▶ _What you need to do_
In the data below, find every line that has the string "dashed", and copy it.

▶ _Data supplied_
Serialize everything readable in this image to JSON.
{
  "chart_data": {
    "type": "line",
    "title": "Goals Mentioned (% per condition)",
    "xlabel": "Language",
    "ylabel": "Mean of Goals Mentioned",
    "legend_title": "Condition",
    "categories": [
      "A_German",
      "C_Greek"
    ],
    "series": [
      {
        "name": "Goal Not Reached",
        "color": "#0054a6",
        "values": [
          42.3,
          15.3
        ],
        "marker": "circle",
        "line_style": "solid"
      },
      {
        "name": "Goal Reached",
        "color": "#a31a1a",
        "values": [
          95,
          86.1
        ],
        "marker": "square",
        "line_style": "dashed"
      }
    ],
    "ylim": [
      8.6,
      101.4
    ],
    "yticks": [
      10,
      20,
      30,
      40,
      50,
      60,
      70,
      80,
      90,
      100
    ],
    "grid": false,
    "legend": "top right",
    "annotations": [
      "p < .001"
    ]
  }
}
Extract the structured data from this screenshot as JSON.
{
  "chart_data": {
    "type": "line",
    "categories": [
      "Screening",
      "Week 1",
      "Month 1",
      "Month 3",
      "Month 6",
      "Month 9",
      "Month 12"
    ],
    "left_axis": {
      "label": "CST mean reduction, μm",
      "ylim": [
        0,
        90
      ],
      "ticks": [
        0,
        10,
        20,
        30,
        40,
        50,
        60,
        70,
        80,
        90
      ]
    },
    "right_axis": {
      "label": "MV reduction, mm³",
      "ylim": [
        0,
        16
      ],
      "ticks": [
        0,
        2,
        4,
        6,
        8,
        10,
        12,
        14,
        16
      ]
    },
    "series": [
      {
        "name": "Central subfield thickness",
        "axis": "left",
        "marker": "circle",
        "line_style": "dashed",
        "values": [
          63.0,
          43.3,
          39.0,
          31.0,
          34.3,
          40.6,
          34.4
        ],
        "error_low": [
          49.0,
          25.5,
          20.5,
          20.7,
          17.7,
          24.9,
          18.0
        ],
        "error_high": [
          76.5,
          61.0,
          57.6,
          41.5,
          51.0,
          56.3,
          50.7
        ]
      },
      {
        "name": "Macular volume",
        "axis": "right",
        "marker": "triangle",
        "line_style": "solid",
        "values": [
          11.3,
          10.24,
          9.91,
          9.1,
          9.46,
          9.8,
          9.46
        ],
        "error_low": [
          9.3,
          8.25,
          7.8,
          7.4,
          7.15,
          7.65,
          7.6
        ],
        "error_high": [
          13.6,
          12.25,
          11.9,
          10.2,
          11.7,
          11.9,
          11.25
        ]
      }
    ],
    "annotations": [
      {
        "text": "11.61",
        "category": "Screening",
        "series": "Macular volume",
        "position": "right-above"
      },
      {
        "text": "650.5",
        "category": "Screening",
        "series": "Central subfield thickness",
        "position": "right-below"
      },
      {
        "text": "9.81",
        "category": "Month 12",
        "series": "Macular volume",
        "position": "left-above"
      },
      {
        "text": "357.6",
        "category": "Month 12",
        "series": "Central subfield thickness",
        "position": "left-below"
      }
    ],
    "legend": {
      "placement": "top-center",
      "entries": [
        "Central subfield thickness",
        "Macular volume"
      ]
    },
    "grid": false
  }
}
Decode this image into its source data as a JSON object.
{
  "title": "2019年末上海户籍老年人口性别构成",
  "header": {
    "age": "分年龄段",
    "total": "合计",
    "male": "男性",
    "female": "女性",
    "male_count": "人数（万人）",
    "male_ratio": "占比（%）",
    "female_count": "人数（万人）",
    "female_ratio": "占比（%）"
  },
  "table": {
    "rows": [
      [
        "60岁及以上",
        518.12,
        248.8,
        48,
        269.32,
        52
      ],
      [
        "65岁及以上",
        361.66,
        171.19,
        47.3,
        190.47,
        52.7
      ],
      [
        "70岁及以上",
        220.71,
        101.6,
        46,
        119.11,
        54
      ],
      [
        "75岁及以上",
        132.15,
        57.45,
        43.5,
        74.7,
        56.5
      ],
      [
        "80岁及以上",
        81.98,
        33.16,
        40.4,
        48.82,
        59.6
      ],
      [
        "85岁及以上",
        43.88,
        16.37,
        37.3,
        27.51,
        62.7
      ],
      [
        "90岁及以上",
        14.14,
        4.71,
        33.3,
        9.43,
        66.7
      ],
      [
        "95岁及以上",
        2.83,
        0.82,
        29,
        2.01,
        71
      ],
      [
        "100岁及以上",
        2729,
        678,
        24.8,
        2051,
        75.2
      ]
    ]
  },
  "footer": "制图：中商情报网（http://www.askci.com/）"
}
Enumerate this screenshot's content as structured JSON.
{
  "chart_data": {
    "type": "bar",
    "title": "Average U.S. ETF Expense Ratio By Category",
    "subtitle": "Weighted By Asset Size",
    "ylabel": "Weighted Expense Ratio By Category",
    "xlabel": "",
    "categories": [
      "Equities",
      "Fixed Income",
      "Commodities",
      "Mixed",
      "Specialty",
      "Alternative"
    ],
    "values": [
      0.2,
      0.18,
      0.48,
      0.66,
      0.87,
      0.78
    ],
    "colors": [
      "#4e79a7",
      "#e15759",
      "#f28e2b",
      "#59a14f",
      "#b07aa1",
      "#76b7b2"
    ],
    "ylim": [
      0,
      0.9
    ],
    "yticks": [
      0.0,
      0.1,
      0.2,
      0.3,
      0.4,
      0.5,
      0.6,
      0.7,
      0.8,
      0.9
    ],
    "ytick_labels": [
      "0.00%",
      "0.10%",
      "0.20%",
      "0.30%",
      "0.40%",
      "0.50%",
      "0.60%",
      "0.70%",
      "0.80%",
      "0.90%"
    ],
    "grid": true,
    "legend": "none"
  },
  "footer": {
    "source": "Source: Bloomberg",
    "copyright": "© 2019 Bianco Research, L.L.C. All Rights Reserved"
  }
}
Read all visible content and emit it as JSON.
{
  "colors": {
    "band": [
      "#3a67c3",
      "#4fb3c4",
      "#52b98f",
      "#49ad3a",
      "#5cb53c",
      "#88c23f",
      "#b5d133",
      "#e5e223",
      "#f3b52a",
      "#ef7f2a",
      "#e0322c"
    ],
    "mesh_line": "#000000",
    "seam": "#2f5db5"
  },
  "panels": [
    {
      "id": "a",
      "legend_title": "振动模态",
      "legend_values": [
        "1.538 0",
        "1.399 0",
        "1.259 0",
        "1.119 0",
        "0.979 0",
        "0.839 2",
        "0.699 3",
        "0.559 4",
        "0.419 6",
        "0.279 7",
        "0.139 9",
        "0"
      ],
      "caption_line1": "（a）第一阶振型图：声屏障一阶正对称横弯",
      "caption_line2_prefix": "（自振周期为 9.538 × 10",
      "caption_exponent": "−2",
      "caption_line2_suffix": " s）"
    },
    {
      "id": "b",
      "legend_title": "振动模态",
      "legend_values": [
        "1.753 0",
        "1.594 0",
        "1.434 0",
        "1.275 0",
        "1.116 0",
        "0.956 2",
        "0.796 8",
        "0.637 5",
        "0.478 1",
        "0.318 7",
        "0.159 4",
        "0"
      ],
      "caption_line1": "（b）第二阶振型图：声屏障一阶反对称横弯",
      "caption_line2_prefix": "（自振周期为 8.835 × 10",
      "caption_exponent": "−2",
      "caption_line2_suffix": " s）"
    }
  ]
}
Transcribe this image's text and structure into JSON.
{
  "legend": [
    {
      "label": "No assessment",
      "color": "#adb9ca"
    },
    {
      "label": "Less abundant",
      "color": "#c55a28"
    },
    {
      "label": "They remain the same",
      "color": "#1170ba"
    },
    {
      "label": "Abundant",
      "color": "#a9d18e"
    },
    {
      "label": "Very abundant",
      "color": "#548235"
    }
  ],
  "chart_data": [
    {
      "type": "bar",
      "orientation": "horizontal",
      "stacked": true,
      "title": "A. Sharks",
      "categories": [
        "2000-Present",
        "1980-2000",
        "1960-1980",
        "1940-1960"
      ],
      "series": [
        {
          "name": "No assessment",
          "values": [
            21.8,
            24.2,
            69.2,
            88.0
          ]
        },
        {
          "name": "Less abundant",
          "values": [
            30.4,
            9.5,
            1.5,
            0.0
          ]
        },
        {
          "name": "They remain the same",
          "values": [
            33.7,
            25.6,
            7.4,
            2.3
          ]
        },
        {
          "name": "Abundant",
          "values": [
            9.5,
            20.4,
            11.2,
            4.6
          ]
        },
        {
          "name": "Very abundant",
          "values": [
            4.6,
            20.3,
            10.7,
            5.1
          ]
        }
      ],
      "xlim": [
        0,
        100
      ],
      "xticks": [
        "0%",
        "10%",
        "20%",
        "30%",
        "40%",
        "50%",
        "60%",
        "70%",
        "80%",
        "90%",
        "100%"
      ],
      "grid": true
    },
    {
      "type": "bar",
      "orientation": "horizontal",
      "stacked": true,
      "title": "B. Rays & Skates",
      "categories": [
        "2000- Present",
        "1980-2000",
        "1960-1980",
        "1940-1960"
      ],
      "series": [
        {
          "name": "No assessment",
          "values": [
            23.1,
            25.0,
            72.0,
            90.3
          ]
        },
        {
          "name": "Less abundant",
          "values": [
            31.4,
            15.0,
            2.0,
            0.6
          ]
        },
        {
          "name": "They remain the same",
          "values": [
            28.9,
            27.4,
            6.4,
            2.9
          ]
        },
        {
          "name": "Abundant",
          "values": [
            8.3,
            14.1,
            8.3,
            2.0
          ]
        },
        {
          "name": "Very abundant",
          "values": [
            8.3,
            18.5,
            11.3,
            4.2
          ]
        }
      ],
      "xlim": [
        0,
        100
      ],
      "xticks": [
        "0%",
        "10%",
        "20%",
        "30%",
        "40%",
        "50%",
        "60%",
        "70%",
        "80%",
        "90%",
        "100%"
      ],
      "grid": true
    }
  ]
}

▶ _Response to the task_
        "line_style": "dashed"
        "line_style": "dashed",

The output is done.